__Your instructions__
Filter the data for lines with the word "Počet", then copy every line so identified.

__Extracted records__
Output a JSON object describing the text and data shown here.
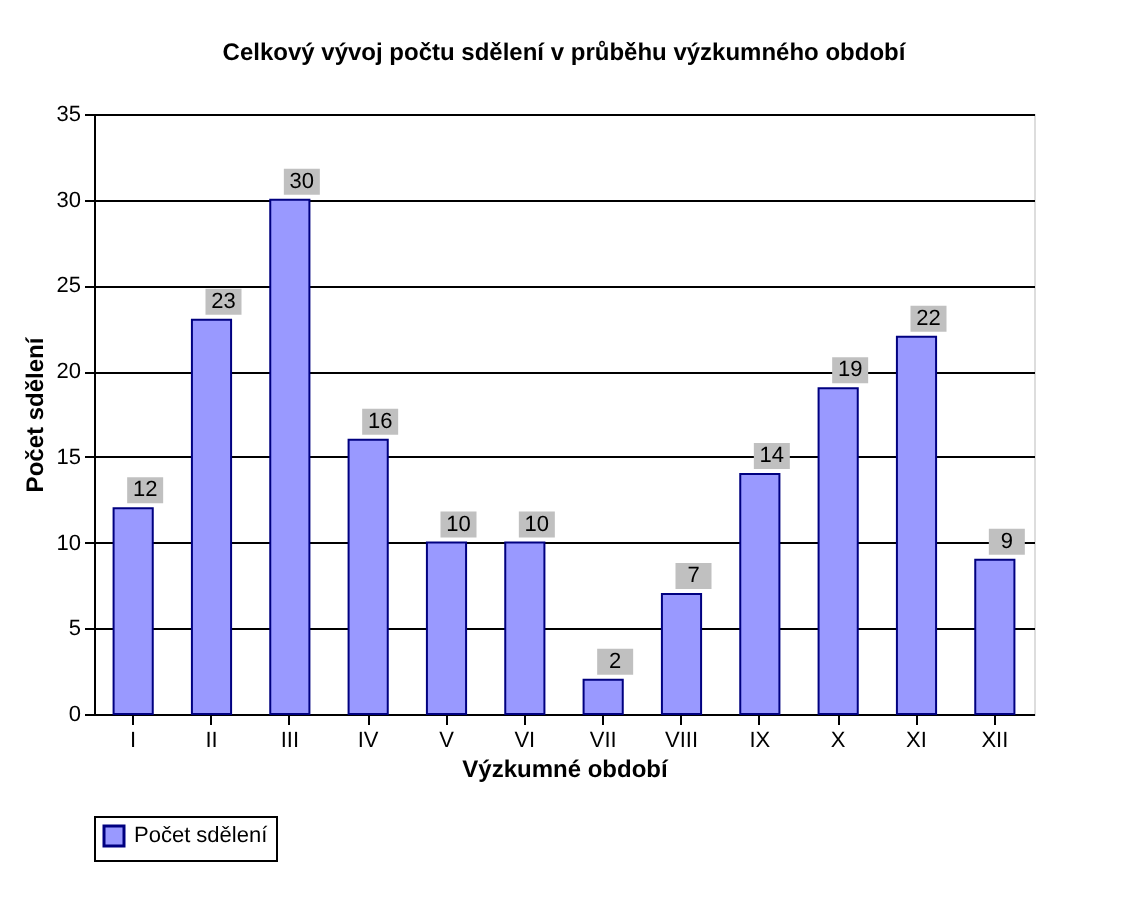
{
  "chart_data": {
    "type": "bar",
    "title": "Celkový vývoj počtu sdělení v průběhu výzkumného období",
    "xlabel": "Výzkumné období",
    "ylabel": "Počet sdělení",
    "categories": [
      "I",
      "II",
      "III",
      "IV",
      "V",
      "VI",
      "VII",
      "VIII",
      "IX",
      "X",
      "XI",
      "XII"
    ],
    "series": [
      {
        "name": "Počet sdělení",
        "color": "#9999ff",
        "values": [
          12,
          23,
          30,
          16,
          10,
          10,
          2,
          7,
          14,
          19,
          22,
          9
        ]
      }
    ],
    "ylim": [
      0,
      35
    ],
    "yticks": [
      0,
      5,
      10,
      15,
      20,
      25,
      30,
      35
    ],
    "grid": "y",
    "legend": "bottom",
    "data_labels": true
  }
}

__Result for this task__
    "ylabel": "Počet sdělení",
        "name": "Počet sdělení",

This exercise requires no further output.